■ PROBLEM TO SOLVE ■
Produce the listing below again, exactly as shown.

Raw records
:::
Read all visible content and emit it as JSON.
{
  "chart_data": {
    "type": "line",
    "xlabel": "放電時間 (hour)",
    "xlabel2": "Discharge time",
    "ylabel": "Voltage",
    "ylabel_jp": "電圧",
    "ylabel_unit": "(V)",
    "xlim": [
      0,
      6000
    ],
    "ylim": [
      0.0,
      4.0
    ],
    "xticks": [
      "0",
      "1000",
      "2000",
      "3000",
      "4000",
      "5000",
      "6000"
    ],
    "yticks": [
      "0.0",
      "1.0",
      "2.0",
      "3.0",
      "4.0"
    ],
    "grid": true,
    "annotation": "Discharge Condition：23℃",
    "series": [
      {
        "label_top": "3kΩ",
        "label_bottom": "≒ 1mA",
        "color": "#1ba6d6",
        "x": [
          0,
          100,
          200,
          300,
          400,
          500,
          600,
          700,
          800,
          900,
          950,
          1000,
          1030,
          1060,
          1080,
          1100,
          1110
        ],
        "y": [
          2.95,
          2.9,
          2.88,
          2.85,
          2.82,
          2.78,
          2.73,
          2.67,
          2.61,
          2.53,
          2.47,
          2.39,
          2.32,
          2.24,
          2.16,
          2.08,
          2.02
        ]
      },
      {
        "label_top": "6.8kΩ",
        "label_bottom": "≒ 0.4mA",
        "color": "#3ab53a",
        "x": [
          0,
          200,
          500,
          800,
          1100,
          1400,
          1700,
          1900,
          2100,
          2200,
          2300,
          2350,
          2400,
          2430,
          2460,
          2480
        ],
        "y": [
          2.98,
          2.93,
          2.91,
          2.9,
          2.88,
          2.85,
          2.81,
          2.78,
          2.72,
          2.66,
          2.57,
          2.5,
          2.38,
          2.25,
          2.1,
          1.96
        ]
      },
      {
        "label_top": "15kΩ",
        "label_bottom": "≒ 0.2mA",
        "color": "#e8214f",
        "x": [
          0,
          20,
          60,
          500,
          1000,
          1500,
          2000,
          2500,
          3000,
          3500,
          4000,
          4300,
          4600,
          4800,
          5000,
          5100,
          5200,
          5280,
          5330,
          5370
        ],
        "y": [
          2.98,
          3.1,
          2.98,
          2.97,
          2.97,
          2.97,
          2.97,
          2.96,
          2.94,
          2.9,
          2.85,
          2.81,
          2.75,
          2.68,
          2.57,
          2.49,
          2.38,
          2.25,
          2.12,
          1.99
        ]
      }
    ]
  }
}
:::
■ THE RESPONSE ■
Read all visible content and emit it as JSON.
{
  "chart_data": {
    "type": "line",
    "xlabel": "放電時間 (hour)",
    "xlabel2": "Discharge time",
    "ylabel": "Voltage",
    "ylabel_jp": "電圧",
    "ylabel_unit": "(V)",
    "xlim": [
      0,
      6000
    ],
    "ylim": [
      0.0,
      4.0
    ],
    "xticks": [
      "0",
      "1000",
      "2000",
      "3000",
      "4000",
      "5000",
      "6000"
    ],
    "yticks": [
      "0.0",
      "1.0",
      "2.0",
      "3.0",
      "4.0"
    ],
    "grid": true,
    "annotation": "Discharge Condition：23℃",
    "series": [
      {
        "label_top": "3kΩ",
        "label_bottom": "≒ 1mA",
        "color": "#1ba6d6",
        "x": [
          0,
          100,
          200,
          300,
          400,
          500,
          600,
          700,
          800,
          900,
          950,
          1000,
          1030,
          1060,
          1080,
          1100,
          1110
        ],
        "y": [
          2.95,
          2.9,
          2.88,
          2.85,
          2.82,
          2.78,
          2.73,
          2.67,
          2.61,
          2.53,
          2.47,
          2.39,
          2.32,
          2.24,
          2.16,
          2.08,
          2.02
        ]
      },
      {
        "label_top": "6.8kΩ",
        "label_bottom": "≒ 0.4mA",
        "color": "#3ab53a",
        "x": [
          0,
          200,
          500,
          800,
          1100,
          1400,
          1700,
          1900,
          2100,
          2200,
          2300,
          2350,
          2400,
          2430,
          2460,
          2480
        ],
        "y": [
          2.98,
          2.93,
          2.91,
          2.9,
          2.88,
          2.85,
          2.81,
          2.78,
          2.72,
          2.66,
          2.57,
          2.5,
          2.38,
          2.25,
          2.1,
          1.96
        ]
      },
      {
        "label_top": "15kΩ",
        "label_bottom": "≒ 0.2mA",
        "color": "#e8214f",
        "x": [
          0,
          20,
          60,
          500,
          1000,
          1500,
          2000,
          2500,
          3000,
          3500,
          4000,
          4300,
          4600,
          4800,
          5000,
          5100,
          5200,
          5280,
          5330,
          5370
        ],
        "y": [
          2.98,
          3.1,
          2.98,
          2.97,
          2.97,
          2.97,
          2.97,
          2.96,
          2.94,
          2.9,
          2.85,
          2.81,
          2.75,
          2.68,
          2.57,
          2.49,
          2.38,
          2.25,
          2.12,
          1.99
        ]
      }
    ]
  }
}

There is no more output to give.